◆ Exercise ◆
Exclude images, then output the remaining data verbatim.

◆ Information given ◆
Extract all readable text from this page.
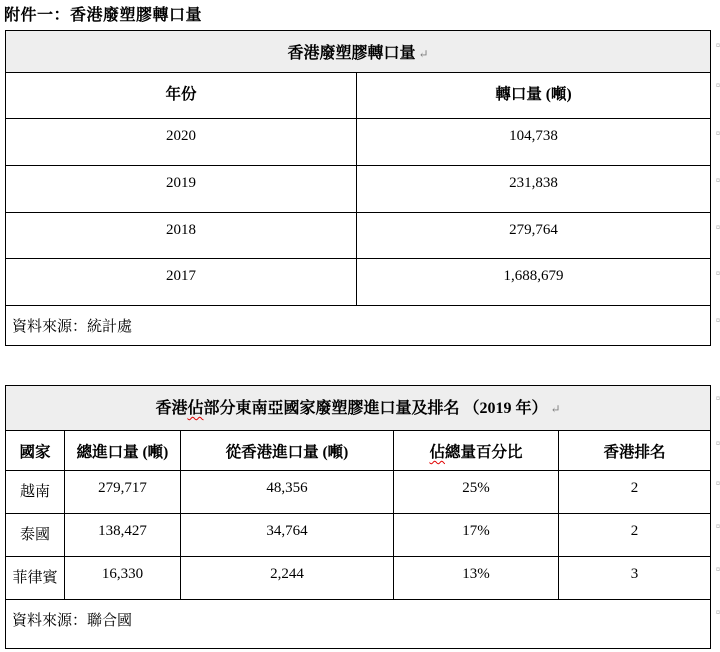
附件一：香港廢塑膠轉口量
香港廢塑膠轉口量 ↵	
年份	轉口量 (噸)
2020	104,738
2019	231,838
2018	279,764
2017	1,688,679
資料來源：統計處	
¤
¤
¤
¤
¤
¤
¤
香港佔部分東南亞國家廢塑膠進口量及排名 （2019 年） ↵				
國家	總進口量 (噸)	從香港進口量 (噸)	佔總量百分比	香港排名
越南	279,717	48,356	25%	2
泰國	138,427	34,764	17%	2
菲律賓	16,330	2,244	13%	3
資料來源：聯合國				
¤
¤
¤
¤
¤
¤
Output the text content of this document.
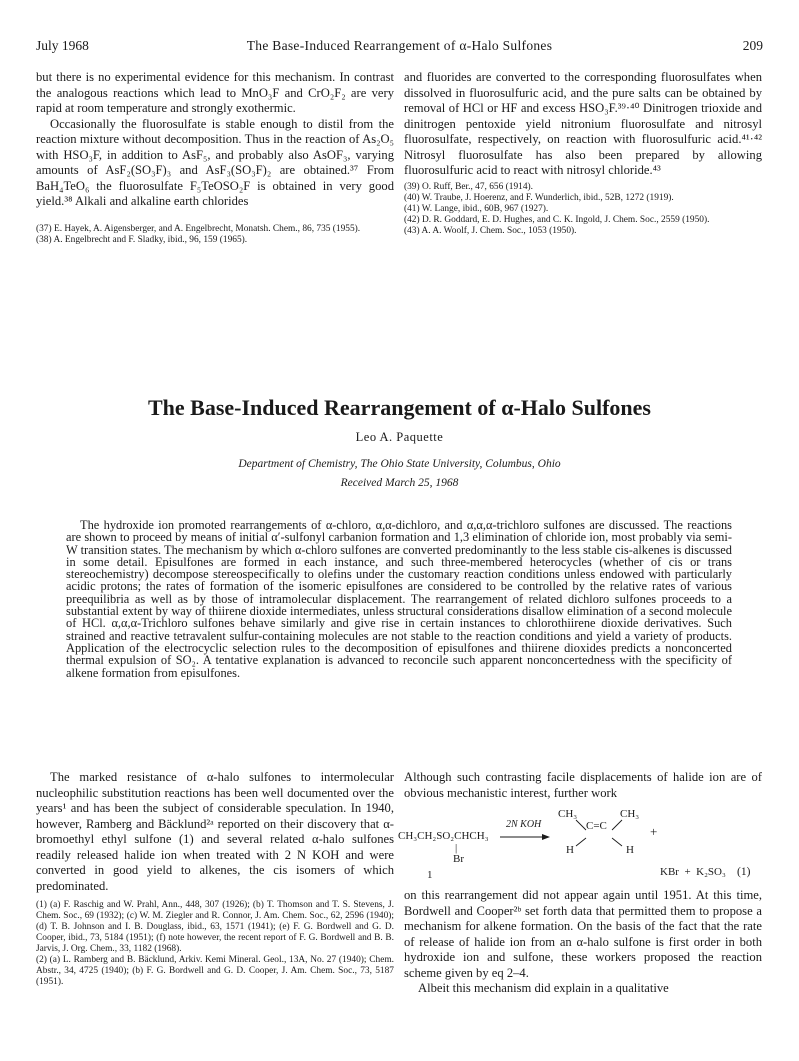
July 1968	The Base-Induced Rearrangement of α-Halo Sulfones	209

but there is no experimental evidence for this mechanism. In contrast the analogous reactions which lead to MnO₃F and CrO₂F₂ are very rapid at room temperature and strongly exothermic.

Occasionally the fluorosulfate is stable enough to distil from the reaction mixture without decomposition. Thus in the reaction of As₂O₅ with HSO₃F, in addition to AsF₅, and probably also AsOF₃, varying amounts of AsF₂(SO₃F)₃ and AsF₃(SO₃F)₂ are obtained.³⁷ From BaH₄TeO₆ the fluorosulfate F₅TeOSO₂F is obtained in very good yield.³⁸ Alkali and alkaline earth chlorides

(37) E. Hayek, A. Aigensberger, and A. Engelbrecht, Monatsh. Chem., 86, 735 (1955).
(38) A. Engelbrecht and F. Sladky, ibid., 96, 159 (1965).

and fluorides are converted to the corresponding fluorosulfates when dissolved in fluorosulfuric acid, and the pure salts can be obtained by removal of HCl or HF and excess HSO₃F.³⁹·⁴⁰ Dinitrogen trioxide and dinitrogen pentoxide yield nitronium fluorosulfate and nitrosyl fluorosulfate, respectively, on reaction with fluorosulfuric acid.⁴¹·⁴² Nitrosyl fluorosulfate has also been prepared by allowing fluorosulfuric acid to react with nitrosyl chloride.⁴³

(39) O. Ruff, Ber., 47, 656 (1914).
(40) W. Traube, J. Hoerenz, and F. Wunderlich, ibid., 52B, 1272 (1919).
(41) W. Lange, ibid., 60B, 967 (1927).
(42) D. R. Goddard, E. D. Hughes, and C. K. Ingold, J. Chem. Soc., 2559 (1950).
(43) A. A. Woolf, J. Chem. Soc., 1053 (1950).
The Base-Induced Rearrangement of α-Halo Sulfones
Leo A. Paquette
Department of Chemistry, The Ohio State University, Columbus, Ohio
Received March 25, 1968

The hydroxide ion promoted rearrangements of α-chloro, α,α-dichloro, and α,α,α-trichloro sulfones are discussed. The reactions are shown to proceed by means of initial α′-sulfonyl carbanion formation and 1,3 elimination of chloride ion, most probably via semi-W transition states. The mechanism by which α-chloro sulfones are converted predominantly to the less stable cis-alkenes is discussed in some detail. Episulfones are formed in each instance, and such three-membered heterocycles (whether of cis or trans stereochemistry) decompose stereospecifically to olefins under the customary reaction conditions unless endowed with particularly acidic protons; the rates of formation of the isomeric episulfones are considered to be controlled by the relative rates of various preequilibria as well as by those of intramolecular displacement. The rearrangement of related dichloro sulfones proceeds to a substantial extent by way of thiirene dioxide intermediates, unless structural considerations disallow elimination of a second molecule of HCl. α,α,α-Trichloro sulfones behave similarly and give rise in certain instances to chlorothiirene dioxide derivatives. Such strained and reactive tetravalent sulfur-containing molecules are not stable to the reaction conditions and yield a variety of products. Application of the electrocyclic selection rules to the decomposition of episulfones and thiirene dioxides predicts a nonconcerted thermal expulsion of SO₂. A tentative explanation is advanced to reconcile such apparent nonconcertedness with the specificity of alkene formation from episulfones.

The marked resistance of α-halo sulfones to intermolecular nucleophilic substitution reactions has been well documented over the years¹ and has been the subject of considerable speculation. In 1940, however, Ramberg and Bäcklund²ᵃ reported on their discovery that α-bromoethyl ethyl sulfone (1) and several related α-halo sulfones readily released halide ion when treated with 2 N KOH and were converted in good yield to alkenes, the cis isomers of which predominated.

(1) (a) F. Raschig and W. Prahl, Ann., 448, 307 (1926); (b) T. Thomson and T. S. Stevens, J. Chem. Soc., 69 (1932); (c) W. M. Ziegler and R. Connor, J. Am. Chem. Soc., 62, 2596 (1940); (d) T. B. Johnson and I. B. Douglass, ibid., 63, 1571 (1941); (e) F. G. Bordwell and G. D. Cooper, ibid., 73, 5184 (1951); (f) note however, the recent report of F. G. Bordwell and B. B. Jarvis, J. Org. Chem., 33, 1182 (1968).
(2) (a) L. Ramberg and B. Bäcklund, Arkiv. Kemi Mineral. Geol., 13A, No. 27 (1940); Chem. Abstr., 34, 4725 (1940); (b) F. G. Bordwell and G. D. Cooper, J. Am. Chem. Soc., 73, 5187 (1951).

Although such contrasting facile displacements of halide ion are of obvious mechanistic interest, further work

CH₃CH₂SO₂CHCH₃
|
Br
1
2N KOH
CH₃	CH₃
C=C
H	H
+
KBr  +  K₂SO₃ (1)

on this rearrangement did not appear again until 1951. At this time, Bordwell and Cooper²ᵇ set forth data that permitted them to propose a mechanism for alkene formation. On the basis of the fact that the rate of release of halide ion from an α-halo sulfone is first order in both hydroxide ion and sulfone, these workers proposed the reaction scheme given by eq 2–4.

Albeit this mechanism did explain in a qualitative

◆ Task result ◆
Extract all readable text from this page.
附件一：香港廢塑膠轉口量
香港廢塑膠轉口量 ↵	
年份	轉口量 (噸)
2020	104,738
2019	231,838
2018	279,764
2017	1,688,679
資料來源：統計處	
¤
¤
¤
¤
¤
¤
¤
香港佔部分東南亞國家廢塑膠進口量及排名 （2019 年） ↵				
國家	總進口量 (噸)	從香港進口量 (噸)	佔總量百分比	香港排名
越南	279,717	48,356	25%	2
泰國	138,427	34,764	17%	2
菲律賓	16,330	2,244	13%	3
資料來源：聯合國				
¤
¤
¤
¤
¤
¤
Output the text content of this document.
July 1968	The Base-Induced Rearrangement of α-Halo Sulfones	209

but there is no experimental evidence for this mechanism. In contrast the analogous reactions which lead to MnO₃F and CrO₂F₂ are very rapid at room temperature and strongly exothermic.

Occasionally the fluorosulfate is stable enough to distil from the reaction mixture without decomposition. Thus in the reaction of As₂O₅ with HSO₃F, in addition to AsF₅, and probably also AsOF₃, varying amounts of AsF₂(SO₃F)₃ and AsF₃(SO₃F)₂ are obtained.³⁷ From BaH₄TeO₆ the fluorosulfate F₅TeOSO₂F is obtained in very good yield.³⁸ Alkali and alkaline earth chlorides

(37) E. Hayek, A. Aigensberger, and A. Engelbrecht, Monatsh. Chem., 86, 735 (1955).
(38) A. Engelbrecht and F. Sladky, ibid., 96, 159 (1965).

and fluorides are converted to the corresponding fluorosulfates when dissolved in fluorosulfuric acid, and the pure salts can be obtained by removal of HCl or HF and excess HSO₃F.³⁹·⁴⁰ Dinitrogen trioxide and dinitrogen pentoxide yield nitronium fluorosulfate and nitrosyl fluorosulfate, respectively, on reaction with fluorosulfuric acid.⁴¹·⁴² Nitrosyl fluorosulfate has also been prepared by allowing fluorosulfuric acid to react with nitrosyl chloride.⁴³

(39) O. Ruff, Ber., 47, 656 (1914).
(40) W. Traube, J. Hoerenz, and F. Wunderlich, ibid., 52B, 1272 (1919).
(41) W. Lange, ibid., 60B, 967 (1927).
(42) D. R. Goddard, E. D. Hughes, and C. K. Ingold, J. Chem. Soc., 2559 (1950).
(43) A. A. Woolf, J. Chem. Soc., 1053 (1950).
The Base-Induced Rearrangement of α-Halo Sulfones
Leo A. Paquette
Department of Chemistry, The Ohio State University, Columbus, Ohio
Received March 25, 1968

The hydroxide ion promoted rearrangements of α-chloro, α,α-dichloro, and α,α,α-trichloro sulfones are discussed. The reactions are shown to proceed by means of initial α′-sulfonyl carbanion formation and 1,3 elimination of chloride ion, most probably via semi-W transition states. The mechanism by which α-chloro sulfones are converted predominantly to the less stable cis-alkenes is discussed in some detail. Episulfones are formed in each instance, and such three-membered heterocycles (whether of cis or trans stereochemistry) decompose stereospecifically to olefins under the customary reaction conditions unless endowed with particularly acidic protons; the rates of formation of the isomeric episulfones are considered to be controlled by the relative rates of various preequilibria as well as by those of intramolecular displacement. The rearrangement of related dichloro sulfones proceeds to a substantial extent by way of thiirene dioxide intermediates, unless structural considerations disallow elimination of a second molecule of HCl. α,α,α-Trichloro sulfones behave similarly and give rise in certain instances to chlorothiirene dioxide derivatives. Such strained and reactive tetravalent sulfur-containing molecules are not stable to the reaction conditions and yield a variety of products. Application of the electrocyclic selection rules to the decomposition of episulfones and thiirene dioxides predicts a nonconcerted thermal expulsion of SO₂. A tentative explanation is advanced to reconcile such apparent nonconcertedness with the specificity of alkene formation from episulfones.

The marked resistance of α-halo sulfones to intermolecular nucleophilic substitution reactions has been well documented over the years¹ and has been the subject of considerable speculation. In 1940, however, Ramberg and Bäcklund²ᵃ reported on their discovery that α-bromoethyl ethyl sulfone (1) and several related α-halo sulfones readily released halide ion when treated with 2 N KOH and were converted in good yield to alkenes, the cis isomers of which predominated.

(1) (a) F. Raschig and W. Prahl, Ann., 448, 307 (1926); (b) T. Thomson and T. S. Stevens, J. Chem. Soc., 69 (1932); (c) W. M. Ziegler and R. Connor, J. Am. Chem. Soc., 62, 2596 (1940); (d) T. B. Johnson and I. B. Douglass, ibid., 63, 1571 (1941); (e) F. G. Bordwell and G. D. Cooper, ibid., 73, 5184 (1951); (f) note however, the recent report of F. G. Bordwell and B. B. Jarvis, J. Org. Chem., 33, 1182 (1968).
(2) (a) L. Ramberg and B. Bäcklund, Arkiv. Kemi Mineral. Geol., 13A, No. 27 (1940); Chem. Abstr., 34, 4725 (1940); (b) F. G. Bordwell and G. D. Cooper, J. Am. Chem. Soc., 73, 5187 (1951).

Although such contrasting facile displacements of halide ion are of obvious mechanistic interest, further work

CH₃CH₂SO₂CHCH₃
|
Br
1
2N KOH
CH₃	CH₃
C=C
H	H
+
KBr  +  K₂SO₃ (1)

on this rearrangement did not appear again until 1951. At this time, Bordwell and Cooper²ᵇ set forth data that permitted them to propose a mechanism for alkene formation. On the basis of the fact that the rate of release of halide ion from an α-halo sulfone is first order in both hydroxide ion and sulfone, these workers proposed the reaction scheme given by eq 2–4.

Albeit this mechanism did explain in a qualitative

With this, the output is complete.